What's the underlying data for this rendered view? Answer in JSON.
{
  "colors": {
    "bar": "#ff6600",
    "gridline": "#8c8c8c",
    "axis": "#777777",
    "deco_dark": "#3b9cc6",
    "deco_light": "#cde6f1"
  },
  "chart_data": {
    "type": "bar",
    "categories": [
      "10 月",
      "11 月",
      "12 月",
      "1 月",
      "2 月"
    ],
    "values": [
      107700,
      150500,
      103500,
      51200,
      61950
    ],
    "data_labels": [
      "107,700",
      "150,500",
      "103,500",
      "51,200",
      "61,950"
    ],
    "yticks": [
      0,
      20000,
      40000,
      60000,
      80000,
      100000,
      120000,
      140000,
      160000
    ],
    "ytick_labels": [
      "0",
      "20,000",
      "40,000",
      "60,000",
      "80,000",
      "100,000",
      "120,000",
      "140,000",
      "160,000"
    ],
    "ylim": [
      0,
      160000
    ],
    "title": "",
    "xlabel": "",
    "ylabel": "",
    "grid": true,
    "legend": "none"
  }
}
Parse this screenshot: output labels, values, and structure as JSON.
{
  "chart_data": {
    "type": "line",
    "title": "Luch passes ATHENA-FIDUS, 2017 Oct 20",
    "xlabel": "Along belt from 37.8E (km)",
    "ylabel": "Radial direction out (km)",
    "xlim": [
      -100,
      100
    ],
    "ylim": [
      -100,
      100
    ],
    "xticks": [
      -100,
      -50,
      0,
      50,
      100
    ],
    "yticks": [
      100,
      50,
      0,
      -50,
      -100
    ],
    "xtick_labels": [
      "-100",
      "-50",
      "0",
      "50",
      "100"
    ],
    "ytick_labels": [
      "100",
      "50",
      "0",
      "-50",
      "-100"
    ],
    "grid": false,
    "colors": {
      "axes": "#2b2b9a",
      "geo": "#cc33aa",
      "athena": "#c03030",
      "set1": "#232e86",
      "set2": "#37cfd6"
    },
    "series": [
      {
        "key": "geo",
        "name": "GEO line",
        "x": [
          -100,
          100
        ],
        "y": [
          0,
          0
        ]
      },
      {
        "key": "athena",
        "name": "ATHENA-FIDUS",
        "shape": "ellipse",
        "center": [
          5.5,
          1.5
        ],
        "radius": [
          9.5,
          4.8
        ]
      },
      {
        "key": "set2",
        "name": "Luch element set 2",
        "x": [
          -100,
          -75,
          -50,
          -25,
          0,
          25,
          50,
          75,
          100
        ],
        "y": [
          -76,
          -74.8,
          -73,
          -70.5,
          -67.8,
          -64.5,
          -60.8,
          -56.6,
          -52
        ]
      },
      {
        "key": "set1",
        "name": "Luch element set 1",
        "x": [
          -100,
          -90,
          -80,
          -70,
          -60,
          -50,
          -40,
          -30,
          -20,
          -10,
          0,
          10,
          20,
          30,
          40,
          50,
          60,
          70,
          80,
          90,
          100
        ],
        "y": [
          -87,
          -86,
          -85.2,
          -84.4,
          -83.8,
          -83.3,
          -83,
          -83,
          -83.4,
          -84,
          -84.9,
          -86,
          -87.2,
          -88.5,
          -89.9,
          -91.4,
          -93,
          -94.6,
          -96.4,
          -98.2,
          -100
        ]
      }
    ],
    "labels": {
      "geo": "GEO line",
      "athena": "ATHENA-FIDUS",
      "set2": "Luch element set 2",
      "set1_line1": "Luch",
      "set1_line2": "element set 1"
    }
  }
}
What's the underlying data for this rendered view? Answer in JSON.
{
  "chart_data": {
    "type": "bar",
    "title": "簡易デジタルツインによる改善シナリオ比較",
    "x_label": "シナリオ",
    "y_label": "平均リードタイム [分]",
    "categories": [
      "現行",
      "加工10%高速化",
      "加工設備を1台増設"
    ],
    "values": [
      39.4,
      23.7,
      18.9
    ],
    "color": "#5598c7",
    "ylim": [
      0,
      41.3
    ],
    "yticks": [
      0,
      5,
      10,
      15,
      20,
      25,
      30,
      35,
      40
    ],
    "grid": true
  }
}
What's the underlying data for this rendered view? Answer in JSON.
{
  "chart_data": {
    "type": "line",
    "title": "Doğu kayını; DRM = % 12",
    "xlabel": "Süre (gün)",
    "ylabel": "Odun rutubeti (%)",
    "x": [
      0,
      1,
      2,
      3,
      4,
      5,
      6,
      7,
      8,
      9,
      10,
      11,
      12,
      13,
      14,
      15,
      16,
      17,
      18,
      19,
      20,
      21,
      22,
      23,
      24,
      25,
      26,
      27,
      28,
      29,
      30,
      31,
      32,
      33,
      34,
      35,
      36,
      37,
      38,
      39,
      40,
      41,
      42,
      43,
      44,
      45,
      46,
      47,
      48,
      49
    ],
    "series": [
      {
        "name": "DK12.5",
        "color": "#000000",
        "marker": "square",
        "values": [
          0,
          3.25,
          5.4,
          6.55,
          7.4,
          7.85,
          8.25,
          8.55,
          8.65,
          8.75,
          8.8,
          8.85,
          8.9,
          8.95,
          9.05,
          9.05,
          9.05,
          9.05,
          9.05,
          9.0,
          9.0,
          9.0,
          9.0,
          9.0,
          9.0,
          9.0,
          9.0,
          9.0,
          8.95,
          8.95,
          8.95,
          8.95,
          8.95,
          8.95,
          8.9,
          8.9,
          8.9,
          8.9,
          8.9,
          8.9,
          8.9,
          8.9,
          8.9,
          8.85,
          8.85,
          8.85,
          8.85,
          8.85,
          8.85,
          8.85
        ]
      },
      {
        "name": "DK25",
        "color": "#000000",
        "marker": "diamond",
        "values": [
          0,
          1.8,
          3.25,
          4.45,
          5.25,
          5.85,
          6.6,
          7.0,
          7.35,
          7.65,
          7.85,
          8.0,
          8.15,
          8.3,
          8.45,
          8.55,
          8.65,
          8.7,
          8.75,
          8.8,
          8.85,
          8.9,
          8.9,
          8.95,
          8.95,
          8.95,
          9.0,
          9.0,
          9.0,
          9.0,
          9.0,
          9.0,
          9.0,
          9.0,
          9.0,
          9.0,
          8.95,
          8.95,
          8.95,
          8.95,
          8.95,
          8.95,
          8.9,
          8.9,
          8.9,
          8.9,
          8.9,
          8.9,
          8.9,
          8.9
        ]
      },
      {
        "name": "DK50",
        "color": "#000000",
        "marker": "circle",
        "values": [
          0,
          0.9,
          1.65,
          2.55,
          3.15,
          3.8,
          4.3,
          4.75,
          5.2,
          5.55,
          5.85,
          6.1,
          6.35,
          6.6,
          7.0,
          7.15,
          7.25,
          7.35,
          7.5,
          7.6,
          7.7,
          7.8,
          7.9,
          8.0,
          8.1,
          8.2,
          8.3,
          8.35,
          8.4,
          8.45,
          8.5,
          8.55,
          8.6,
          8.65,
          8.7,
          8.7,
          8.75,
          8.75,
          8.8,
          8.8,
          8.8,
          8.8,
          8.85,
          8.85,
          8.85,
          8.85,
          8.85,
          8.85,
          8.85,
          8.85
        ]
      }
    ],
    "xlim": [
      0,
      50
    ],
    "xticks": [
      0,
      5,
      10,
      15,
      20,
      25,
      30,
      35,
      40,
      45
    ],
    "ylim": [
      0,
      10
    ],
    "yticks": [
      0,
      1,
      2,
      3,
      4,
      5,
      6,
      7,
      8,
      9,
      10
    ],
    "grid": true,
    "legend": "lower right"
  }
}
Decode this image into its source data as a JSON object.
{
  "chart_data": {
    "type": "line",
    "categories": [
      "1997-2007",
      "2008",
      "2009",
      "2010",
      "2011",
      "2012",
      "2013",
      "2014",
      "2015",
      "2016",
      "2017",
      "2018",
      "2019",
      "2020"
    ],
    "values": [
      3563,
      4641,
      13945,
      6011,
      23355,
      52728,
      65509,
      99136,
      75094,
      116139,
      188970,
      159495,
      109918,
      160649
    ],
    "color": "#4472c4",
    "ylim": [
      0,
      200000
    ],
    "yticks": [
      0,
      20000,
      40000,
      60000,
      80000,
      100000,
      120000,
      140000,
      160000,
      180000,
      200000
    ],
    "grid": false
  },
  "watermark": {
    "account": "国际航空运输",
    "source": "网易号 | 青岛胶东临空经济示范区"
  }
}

*STATED TASK:* Go through the records and gather the lines that hold "title".

*EXERCISE OUTPUT:*
    "title": "",
    "title": "Luch passes ATHENA-FIDUS, 2017 Oct 20",
    "title": "簡易デジタルツインによる改善シナリオ比較",
    "title": "Doğu kayını; DRM = % 12",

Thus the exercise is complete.